> REQUIREMENT: Each record must be reproduced exactly as it is shown.

> Figure content listings:
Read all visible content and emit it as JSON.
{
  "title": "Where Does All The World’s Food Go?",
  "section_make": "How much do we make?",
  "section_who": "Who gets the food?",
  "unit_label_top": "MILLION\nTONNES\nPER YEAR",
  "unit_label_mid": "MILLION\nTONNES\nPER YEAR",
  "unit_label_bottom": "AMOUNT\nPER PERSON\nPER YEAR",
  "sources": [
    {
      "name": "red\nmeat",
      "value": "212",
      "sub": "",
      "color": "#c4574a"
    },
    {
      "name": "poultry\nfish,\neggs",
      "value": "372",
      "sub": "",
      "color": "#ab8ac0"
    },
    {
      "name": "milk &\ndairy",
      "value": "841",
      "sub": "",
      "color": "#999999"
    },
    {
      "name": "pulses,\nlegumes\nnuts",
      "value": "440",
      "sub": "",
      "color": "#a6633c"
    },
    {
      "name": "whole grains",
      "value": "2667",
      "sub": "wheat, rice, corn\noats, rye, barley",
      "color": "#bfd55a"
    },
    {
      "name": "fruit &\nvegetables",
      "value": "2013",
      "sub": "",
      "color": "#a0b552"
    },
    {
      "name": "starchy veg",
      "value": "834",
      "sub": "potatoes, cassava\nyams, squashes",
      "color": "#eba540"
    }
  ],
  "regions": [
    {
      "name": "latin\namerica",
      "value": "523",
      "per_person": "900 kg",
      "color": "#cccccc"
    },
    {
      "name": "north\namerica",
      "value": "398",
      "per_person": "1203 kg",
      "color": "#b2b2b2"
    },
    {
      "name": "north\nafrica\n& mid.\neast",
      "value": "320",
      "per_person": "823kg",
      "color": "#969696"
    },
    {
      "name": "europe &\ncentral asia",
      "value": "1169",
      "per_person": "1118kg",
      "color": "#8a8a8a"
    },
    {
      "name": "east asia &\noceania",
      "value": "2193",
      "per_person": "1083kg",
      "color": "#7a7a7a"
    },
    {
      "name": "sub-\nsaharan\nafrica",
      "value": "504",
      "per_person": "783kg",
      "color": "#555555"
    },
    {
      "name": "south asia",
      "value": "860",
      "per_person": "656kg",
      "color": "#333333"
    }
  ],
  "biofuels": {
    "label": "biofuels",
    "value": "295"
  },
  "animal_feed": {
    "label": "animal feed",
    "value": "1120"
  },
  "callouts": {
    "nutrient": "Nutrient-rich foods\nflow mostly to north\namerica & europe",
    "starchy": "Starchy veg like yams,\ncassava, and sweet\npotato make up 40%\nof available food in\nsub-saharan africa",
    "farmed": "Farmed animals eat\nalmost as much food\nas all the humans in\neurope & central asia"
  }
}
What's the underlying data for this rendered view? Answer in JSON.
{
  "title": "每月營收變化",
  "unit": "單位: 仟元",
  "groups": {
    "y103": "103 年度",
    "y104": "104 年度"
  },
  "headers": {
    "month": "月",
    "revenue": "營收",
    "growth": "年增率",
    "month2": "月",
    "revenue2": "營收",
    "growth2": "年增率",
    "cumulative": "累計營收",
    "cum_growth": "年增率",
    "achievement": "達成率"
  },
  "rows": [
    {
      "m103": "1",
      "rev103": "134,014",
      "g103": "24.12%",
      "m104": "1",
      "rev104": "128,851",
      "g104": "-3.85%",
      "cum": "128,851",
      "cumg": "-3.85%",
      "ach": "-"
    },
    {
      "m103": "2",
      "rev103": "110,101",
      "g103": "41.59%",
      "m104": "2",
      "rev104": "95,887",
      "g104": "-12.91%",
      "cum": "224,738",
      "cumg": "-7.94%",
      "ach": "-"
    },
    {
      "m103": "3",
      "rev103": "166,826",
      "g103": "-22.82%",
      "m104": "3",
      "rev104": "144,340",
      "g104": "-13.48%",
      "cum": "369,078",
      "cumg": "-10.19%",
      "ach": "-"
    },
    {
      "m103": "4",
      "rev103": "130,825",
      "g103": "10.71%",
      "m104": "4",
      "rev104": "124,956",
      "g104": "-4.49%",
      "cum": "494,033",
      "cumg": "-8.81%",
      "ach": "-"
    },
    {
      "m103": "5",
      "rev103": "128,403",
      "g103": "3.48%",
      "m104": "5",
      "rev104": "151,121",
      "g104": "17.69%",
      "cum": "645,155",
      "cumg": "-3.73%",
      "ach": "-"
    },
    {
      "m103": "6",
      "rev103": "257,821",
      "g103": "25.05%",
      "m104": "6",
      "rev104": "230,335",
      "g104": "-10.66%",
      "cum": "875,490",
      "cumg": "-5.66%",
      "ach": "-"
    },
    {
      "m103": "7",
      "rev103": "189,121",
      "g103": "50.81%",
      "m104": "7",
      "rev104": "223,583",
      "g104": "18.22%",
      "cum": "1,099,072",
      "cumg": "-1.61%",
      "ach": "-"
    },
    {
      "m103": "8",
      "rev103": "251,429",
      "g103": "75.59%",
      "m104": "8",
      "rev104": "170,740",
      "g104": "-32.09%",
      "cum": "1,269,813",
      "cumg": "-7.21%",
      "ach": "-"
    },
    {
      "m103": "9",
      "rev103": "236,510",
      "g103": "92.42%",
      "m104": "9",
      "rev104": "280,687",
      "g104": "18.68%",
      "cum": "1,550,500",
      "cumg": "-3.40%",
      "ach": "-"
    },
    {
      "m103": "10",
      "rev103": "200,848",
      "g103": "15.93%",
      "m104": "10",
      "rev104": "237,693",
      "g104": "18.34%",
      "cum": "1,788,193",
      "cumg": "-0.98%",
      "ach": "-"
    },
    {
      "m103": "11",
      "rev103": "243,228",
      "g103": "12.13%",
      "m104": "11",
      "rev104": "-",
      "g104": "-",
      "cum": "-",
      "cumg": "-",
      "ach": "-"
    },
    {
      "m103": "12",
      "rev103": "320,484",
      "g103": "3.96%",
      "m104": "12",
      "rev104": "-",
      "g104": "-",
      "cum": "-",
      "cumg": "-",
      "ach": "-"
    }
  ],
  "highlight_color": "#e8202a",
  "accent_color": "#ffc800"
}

> EXERCISE RESPONSE:
Read all visible content and emit it as JSON.
{
  "title": "Where Does All The World’s Food Go?",
  "section_make": "How much do we make?",
  "section_who": "Who gets the food?",
  "unit_label_top": "MILLION\nTONNES\nPER YEAR",
  "unit_label_mid": "MILLION\nTONNES\nPER YEAR",
  "unit_label_bottom": "AMOUNT\nPER PERSON\nPER YEAR",
  "sources": [
    {
      "name": "red\nmeat",
      "value": "212",
      "sub": "",
      "color": "#c4574a"
    },
    {
      "name": "poultry\nfish,\neggs",
      "value": "372",
      "sub": "",
      "color": "#ab8ac0"
    },
    {
      "name": "milk &\ndairy",
      "value": "841",
      "sub": "",
      "color": "#999999"
    },
    {
      "name": "pulses,\nlegumes\nnuts",
      "value": "440",
      "sub": "",
      "color": "#a6633c"
    },
    {
      "name": "whole grains",
      "value": "2667",
      "sub": "wheat, rice, corn\noats, rye, barley",
      "color": "#bfd55a"
    },
    {
      "name": "fruit &\nvegetables",
      "value": "2013",
      "sub": "",
      "color": "#a0b552"
    },
    {
      "name": "starchy veg",
      "value": "834",
      "sub": "potatoes, cassava\nyams, squashes",
      "color": "#eba540"
    }
  ],
  "regions": [
    {
      "name": "latin\namerica",
      "value": "523",
      "per_person": "900 kg",
      "color": "#cccccc"
    },
    {
      "name": "north\namerica",
      "value": "398",
      "per_person": "1203 kg",
      "color": "#b2b2b2"
    },
    {
      "name": "north\nafrica\n& mid.\neast",
      "value": "320",
      "per_person": "823kg",
      "color": "#969696"
    },
    {
      "name": "europe &\ncentral asia",
      "value": "1169",
      "per_person": "1118kg",
      "color": "#8a8a8a"
    },
    {
      "name": "east asia &\noceania",
      "value": "2193",
      "per_person": "1083kg",
      "color": "#7a7a7a"
    },
    {
      "name": "sub-\nsaharan\nafrica",
      "value": "504",
      "per_person": "783kg",
      "color": "#555555"
    },
    {
      "name": "south asia",
      "value": "860",
      "per_person": "656kg",
      "color": "#333333"
    }
  ],
  "biofuels": {
    "label": "biofuels",
    "value": "295"
  },
  "animal_feed": {
    "label": "animal feed",
    "value": "1120"
  },
  "callouts": {
    "nutrient": "Nutrient-rich foods\nflow mostly to north\namerica & europe",
    "starchy": "Starchy veg like yams,\ncassava, and sweet\npotato make up 40%\nof available food in\nsub-saharan africa",
    "farmed": "Farmed animals eat\nalmost as much food\nas all the humans in\neurope & central asia"
  }
}
What's the underlying data for this rendered view? Answer in JSON.
{
  "title": "每月營收變化",
  "unit": "單位: 仟元",
  "groups": {
    "y103": "103 年度",
    "y104": "104 年度"
  },
  "headers": {
    "month": "月",
    "revenue": "營收",
    "growth": "年增率",
    "month2": "月",
    "revenue2": "營收",
    "growth2": "年增率",
    "cumulative": "累計營收",
    "cum_growth": "年增率",
    "achievement": "達成率"
  },
  "rows": [
    {
      "m103": "1",
      "rev103": "134,014",
      "g103": "24.12%",
      "m104": "1",
      "rev104": "128,851",
      "g104": "-3.85%",
      "cum": "128,851",
      "cumg": "-3.85%",
      "ach": "-"
    },
    {
      "m103": "2",
      "rev103": "110,101",
      "g103": "41.59%",
      "m104": "2",
      "rev104": "95,887",
      "g104": "-12.91%",
      "cum": "224,738",
      "cumg": "-7.94%",
      "ach": "-"
    },
    {
      "m103": "3",
      "rev103": "166,826",
      "g103": "-22.82%",
      "m104": "3",
      "rev104": "144,340",
      "g104": "-13.48%",
      "cum": "369,078",
      "cumg": "-10.19%",
      "ach": "-"
    },
    {
      "m103": "4",
      "rev103": "130,825",
      "g103": "10.71%",
      "m104": "4",
      "rev104": "124,956",
      "g104": "-4.49%",
      "cum": "494,033",
      "cumg": "-8.81%",
      "ach": "-"
    },
    {
      "m103": "5",
      "rev103": "128,403",
      "g103": "3.48%",
      "m104": "5",
      "rev104": "151,121",
      "g104": "17.69%",
      "cum": "645,155",
      "cumg": "-3.73%",
      "ach": "-"
    },
    {
      "m103": "6",
      "rev103": "257,821",
      "g103": "25.05%",
      "m104": "6",
      "rev104": "230,335",
      "g104": "-10.66%",
      "cum": "875,490",
      "cumg": "-5.66%",
      "ach": "-"
    },
    {
      "m103": "7",
      "rev103": "189,121",
      "g103": "50.81%",
      "m104": "7",
      "rev104": "223,583",
      "g104": "18.22%",
      "cum": "1,099,072",
      "cumg": "-1.61%",
      "ach": "-"
    },
    {
      "m103": "8",
      "rev103": "251,429",
      "g103": "75.59%",
      "m104": "8",
      "rev104": "170,740",
      "g104": "-32.09%",
      "cum": "1,269,813",
      "cumg": "-7.21%",
      "ach": "-"
    },
    {
      "m103": "9",
      "rev103": "236,510",
      "g103": "92.42%",
      "m104": "9",
      "rev104": "280,687",
      "g104": "18.68%",
      "cum": "1,550,500",
      "cumg": "-3.40%",
      "ach": "-"
    },
    {
      "m103": "10",
      "rev103": "200,848",
      "g103": "15.93%",
      "m104": "10",
      "rev104": "237,693",
      "g104": "18.34%",
      "cum": "1,788,193",
      "cumg": "-0.98%",
      "ach": "-"
    },
    {
      "m103": "11",
      "rev103": "243,228",
      "g103": "12.13%",
      "m104": "11",
      "rev104": "-",
      "g104": "-",
      "cum": "-",
      "cumg": "-",
      "ach": "-"
    },
    {
      "m103": "12",
      "rev103": "320,484",
      "g103": "3.96%",
      "m104": "12",
      "rev104": "-",
      "g104": "-",
      "cum": "-",
      "cumg": "-",
      "ach": "-"
    }
  ],
  "highlight_color": "#e8202a",
  "accent_color": "#ffc800"
}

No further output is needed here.